§ Information provided:
— start —
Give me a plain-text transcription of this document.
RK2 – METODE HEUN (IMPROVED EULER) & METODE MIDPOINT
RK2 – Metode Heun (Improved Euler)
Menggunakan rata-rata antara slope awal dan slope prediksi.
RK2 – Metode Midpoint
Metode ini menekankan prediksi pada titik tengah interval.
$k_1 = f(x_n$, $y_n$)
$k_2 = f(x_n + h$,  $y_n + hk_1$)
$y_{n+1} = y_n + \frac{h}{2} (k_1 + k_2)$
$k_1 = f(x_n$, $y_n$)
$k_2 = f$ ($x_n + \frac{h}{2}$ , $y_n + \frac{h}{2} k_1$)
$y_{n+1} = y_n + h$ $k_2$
— end —
Reproduce each entry from the records above, character for character.

Give me a plain-text transcription of this document.
RK2 – METODE HEUN (IMPROVED EULER) & METODE MIDPOINT
RK2 – Metode Heun (Improved Euler)
Menggunakan rata-rata antara slope awal dan slope prediksi.
RK2 – Metode Midpoint
Metode ini menekankan prediksi pada titik tengah interval.
$k_1 = f(x_n$, $y_n$)
$k_2 = f(x_n + h$,  $y_n + hk_1$)
$y_{n+1} = y_n + \frac{h}{2} (k_1 + k_2)$
$k_1 = f(x_n$, $y_n$)
$k_2 = f$ ($x_n + \frac{h}{2}$ , $y_n + \frac{h}{2} k_1$)
$y_{n+1} = y_n + h$ $k_2$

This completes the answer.